* Start Extracted material *
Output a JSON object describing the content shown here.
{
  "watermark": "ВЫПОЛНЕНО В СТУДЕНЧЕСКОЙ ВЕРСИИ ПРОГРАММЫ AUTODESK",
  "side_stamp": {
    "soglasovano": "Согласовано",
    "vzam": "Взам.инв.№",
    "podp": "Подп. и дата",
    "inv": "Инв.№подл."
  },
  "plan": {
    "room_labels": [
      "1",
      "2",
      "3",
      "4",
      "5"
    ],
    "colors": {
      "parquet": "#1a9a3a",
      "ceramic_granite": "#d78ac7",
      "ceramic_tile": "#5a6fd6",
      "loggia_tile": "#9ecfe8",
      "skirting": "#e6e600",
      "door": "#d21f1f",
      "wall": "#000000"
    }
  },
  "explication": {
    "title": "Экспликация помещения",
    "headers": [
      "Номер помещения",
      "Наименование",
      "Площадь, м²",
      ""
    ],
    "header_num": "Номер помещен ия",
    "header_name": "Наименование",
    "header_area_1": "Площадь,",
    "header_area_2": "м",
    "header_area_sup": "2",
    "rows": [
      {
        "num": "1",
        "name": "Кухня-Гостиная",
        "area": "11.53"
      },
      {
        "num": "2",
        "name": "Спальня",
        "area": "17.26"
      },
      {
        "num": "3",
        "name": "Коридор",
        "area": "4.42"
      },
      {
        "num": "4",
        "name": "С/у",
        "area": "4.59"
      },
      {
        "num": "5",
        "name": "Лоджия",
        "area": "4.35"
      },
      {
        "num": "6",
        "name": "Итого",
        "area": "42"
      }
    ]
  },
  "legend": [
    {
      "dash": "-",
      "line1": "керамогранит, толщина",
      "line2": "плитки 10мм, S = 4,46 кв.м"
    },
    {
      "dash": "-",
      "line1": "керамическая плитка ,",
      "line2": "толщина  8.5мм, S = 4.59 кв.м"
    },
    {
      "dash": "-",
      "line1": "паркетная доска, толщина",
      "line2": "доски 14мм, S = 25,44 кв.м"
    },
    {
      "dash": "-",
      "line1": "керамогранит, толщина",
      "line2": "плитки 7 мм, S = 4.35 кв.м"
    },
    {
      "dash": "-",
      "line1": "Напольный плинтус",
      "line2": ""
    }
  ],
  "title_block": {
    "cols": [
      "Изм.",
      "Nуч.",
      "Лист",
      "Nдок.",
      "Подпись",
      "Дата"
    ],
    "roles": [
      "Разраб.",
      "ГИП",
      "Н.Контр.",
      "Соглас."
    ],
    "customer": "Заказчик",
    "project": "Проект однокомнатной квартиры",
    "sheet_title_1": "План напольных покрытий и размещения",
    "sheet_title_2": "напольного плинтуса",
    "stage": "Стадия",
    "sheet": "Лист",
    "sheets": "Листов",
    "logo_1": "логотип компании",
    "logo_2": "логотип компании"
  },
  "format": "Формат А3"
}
* End Extracted material *
* Start Extracted material *
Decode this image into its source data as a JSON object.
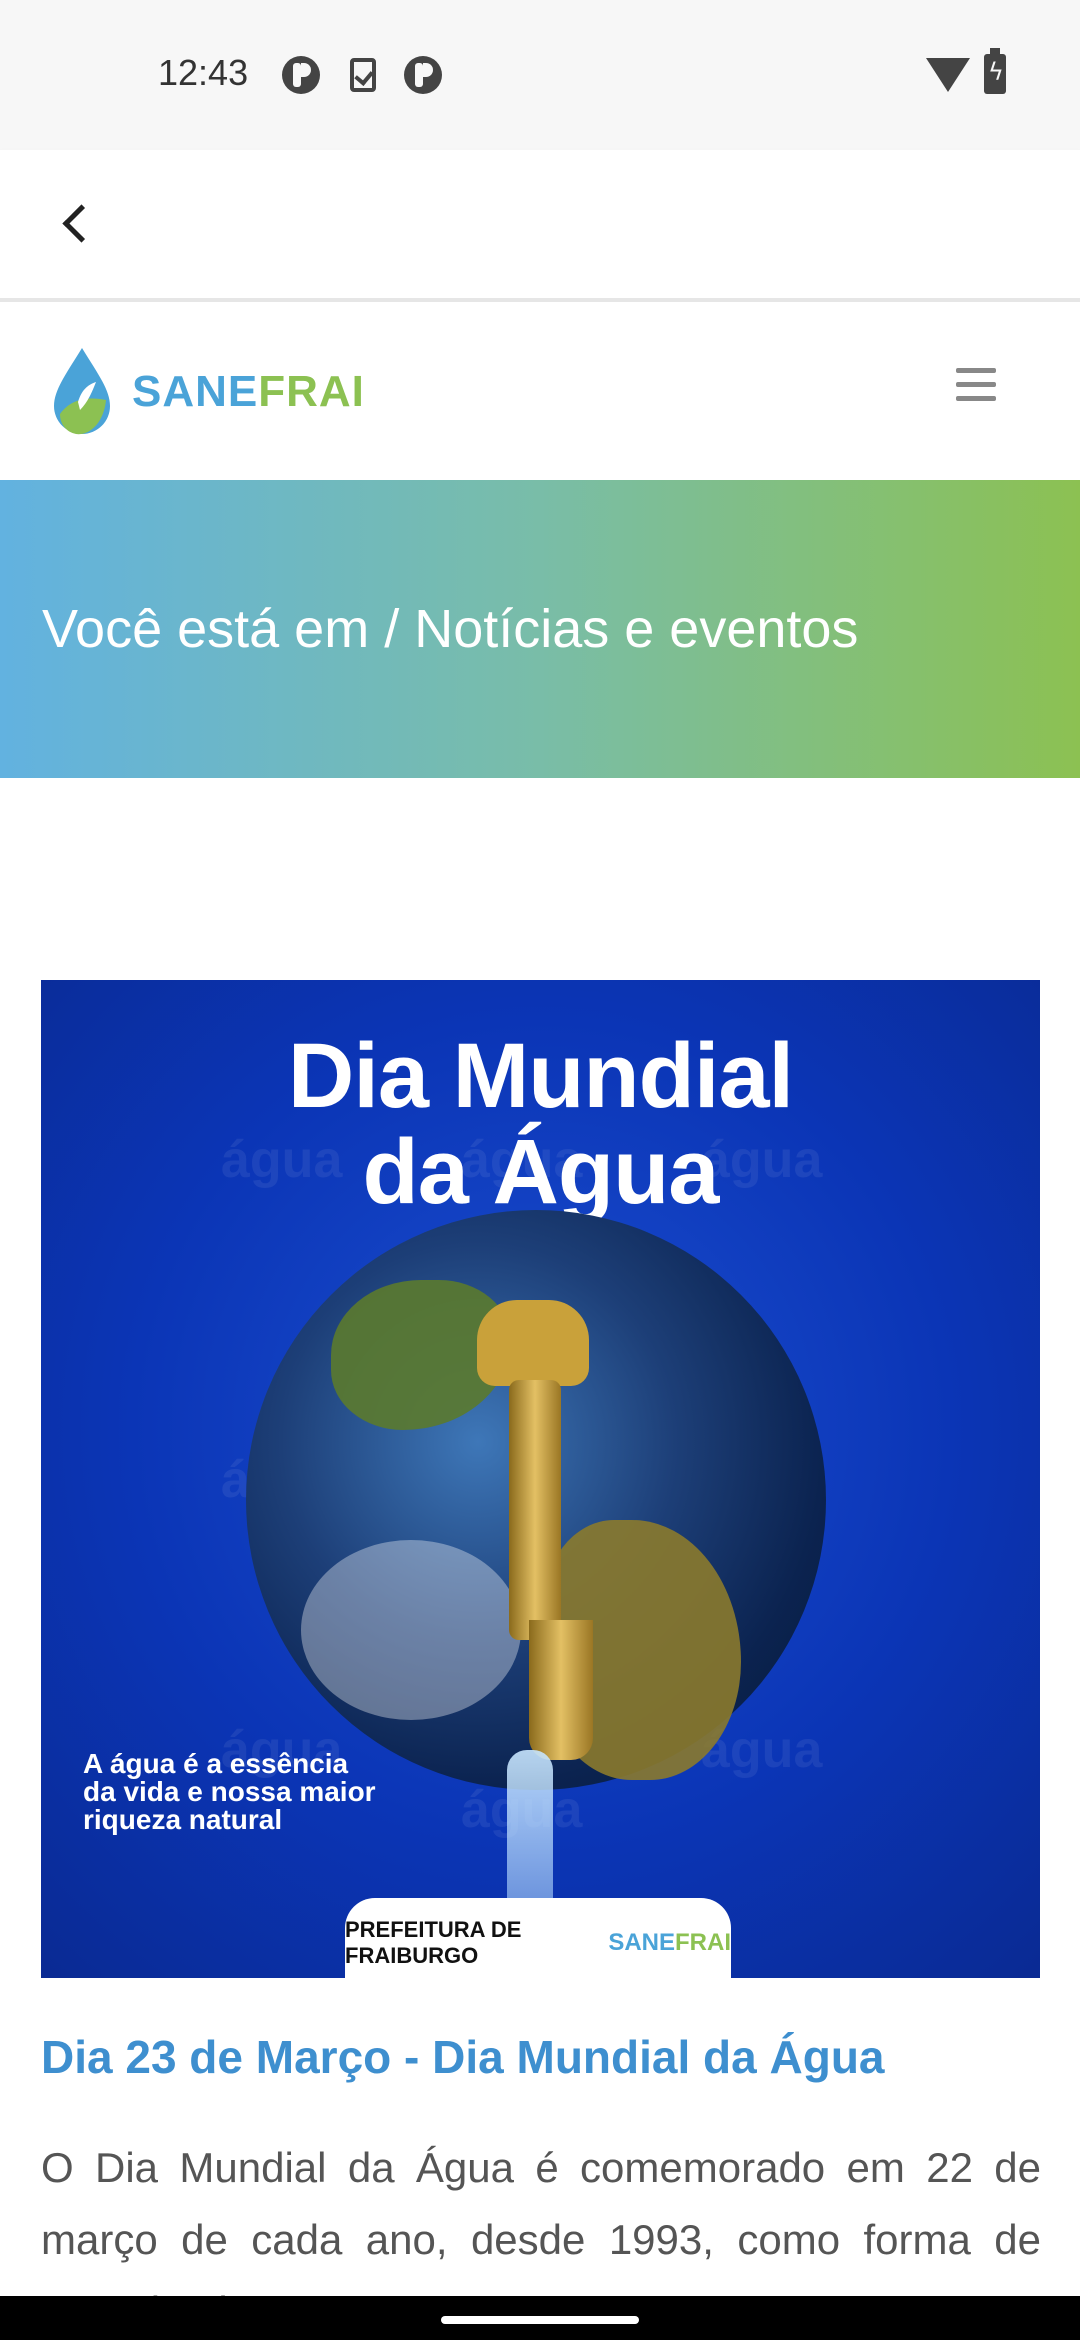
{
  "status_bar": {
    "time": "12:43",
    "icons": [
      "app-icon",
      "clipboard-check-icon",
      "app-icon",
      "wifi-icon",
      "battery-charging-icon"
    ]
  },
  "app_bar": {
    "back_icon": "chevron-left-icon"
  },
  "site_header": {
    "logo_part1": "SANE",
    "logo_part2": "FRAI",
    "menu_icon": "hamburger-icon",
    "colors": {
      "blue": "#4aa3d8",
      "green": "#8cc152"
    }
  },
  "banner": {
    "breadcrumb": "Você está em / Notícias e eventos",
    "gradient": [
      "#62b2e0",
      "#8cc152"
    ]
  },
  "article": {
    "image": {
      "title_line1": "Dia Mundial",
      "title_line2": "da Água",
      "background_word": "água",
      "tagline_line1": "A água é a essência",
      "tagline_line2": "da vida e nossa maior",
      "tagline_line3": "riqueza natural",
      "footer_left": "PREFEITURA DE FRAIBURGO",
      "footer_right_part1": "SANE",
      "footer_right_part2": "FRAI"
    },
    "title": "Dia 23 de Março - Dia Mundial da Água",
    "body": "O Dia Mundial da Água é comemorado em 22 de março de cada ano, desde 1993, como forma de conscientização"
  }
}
* End Extracted material *
#### Exercise description:
Copy out all lines that carry the word "толщина".

#### Written response:
      "line1": "керамогранит, толщина",
      "line2": "толщина  8.5мм, S = 4.59 кв.м"
      "line1": "паркетная доска, толщина",
      "line1": "керамогранит, толщина",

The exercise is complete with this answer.